# [WORK ORDER]
Pull out every line below holding the word "Dendritic".

# [SUPPLIED RECORDS]
*** Block opens ***

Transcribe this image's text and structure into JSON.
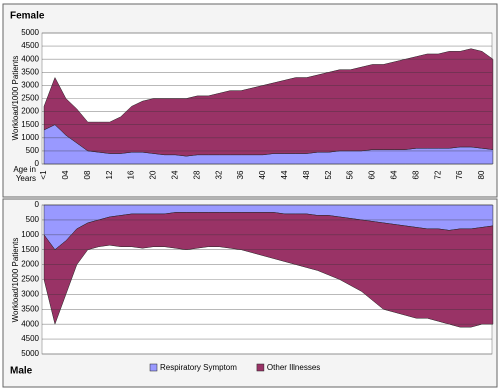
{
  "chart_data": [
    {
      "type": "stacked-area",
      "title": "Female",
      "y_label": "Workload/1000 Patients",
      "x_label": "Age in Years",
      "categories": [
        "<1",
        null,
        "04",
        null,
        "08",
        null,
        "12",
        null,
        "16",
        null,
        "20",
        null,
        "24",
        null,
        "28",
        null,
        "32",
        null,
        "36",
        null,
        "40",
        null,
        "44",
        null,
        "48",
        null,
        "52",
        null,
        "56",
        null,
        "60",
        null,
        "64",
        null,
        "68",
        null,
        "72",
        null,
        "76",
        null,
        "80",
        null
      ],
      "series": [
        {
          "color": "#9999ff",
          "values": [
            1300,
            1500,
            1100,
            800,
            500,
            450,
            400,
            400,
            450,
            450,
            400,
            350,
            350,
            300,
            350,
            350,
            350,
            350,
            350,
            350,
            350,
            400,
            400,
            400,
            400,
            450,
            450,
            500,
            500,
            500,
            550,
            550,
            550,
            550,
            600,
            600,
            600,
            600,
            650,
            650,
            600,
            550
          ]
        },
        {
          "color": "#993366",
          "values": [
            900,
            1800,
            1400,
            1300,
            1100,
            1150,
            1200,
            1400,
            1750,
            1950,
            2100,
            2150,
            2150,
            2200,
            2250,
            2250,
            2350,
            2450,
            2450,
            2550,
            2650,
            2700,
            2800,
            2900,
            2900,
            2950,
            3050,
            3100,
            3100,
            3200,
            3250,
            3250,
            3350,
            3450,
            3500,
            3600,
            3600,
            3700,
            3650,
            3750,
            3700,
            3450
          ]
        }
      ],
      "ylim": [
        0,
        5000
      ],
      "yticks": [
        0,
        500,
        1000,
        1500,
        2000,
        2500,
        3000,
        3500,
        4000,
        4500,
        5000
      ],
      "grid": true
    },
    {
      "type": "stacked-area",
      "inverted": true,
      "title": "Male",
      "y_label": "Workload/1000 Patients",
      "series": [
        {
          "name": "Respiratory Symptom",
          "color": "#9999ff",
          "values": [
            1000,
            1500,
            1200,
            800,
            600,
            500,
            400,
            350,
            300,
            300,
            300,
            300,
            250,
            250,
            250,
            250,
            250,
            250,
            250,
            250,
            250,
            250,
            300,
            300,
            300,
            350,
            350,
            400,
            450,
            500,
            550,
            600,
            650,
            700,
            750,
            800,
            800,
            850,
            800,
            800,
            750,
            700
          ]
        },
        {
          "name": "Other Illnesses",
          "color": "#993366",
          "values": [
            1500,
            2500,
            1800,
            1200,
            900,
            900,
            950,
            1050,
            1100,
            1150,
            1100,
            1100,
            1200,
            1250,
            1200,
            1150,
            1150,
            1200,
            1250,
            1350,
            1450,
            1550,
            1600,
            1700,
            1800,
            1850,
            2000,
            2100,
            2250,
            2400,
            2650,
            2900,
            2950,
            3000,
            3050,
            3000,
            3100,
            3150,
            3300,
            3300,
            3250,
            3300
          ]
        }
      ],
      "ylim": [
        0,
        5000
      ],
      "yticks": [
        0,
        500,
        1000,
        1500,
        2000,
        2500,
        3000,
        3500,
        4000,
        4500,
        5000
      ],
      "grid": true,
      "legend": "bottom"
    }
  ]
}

*** Block closes ***
*** Block opens ***

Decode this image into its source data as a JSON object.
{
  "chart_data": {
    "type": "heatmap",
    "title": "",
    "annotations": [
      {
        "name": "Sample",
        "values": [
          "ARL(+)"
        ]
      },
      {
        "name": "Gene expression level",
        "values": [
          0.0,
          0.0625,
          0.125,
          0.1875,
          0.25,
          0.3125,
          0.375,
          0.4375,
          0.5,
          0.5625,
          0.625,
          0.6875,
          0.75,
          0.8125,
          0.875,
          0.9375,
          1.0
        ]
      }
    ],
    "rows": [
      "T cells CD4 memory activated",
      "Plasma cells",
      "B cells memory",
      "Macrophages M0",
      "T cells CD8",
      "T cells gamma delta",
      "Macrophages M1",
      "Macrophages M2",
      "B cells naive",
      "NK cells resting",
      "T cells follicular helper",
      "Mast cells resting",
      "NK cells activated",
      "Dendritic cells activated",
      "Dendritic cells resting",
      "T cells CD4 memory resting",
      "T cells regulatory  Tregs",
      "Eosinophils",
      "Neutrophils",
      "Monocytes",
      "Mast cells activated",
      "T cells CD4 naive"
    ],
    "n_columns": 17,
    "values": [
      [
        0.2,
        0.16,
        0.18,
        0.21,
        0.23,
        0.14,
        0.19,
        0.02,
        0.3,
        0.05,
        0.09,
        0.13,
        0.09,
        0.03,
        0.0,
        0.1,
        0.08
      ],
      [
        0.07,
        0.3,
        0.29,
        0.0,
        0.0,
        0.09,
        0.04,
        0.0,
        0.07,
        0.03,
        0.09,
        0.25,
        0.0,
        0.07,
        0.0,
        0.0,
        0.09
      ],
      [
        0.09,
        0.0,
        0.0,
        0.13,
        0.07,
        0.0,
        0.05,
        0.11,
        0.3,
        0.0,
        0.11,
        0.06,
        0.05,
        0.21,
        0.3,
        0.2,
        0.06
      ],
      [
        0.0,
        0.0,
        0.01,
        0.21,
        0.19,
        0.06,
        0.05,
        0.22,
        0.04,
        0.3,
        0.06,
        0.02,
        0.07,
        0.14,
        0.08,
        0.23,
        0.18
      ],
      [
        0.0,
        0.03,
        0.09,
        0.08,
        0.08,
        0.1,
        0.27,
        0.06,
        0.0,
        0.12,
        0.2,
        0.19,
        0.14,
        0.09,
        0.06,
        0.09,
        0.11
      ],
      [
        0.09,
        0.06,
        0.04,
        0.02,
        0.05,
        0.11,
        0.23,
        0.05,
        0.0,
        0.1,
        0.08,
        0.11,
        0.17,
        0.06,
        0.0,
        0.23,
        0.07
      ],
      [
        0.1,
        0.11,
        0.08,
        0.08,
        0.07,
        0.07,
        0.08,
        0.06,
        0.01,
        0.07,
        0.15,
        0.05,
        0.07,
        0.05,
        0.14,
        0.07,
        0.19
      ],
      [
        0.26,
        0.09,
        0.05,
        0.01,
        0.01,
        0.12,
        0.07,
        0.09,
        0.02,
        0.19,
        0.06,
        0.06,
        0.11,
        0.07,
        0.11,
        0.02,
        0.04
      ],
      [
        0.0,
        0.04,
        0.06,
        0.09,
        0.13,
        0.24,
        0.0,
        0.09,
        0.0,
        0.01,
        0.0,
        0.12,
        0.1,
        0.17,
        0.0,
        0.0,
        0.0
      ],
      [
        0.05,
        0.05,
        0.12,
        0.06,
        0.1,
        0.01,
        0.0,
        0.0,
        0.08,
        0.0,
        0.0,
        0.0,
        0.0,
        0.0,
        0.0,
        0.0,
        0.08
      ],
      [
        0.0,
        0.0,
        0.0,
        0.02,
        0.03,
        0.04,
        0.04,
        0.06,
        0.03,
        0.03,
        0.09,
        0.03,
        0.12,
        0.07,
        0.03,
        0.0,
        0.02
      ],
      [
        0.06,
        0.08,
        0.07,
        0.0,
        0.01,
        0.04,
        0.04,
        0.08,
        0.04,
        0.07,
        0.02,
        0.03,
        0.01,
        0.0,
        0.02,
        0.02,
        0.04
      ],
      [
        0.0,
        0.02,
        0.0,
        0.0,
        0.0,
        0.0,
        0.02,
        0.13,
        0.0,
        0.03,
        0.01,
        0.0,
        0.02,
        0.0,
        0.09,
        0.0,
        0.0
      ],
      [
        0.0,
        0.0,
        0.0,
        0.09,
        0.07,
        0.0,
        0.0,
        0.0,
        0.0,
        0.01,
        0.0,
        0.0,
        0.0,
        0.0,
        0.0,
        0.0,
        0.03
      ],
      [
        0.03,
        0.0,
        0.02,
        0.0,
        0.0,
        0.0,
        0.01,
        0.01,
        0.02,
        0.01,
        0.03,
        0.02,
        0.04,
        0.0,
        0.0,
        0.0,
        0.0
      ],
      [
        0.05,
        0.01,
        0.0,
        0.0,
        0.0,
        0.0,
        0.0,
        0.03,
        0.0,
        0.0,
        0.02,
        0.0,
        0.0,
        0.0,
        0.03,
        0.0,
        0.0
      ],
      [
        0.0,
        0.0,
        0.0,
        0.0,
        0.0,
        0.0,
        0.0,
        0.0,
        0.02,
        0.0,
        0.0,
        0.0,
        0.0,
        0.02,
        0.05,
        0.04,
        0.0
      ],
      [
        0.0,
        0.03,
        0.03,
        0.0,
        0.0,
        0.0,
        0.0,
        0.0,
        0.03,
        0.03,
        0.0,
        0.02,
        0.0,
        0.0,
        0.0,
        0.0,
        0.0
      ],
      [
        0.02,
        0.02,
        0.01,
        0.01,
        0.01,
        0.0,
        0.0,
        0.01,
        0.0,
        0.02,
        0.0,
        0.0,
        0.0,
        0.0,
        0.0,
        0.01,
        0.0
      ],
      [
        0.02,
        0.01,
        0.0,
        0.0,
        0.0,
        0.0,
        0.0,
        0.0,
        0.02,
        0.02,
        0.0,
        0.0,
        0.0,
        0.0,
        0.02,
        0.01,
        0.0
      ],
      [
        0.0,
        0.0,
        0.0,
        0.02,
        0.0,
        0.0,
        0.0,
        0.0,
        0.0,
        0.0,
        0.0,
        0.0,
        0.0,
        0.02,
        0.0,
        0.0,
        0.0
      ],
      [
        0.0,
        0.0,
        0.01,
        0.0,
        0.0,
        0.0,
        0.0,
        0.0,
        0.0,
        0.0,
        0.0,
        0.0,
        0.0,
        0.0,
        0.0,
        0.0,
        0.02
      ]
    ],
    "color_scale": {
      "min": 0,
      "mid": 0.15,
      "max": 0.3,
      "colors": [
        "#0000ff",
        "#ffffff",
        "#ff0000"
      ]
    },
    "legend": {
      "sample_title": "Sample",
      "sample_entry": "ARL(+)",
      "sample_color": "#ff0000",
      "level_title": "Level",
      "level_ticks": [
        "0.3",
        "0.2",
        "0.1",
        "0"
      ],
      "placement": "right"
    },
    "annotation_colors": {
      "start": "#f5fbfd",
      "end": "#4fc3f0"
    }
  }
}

*** Block closes ***

# [RESPONSE]
      "Dendritic cells activated",
      "Dendritic cells resting",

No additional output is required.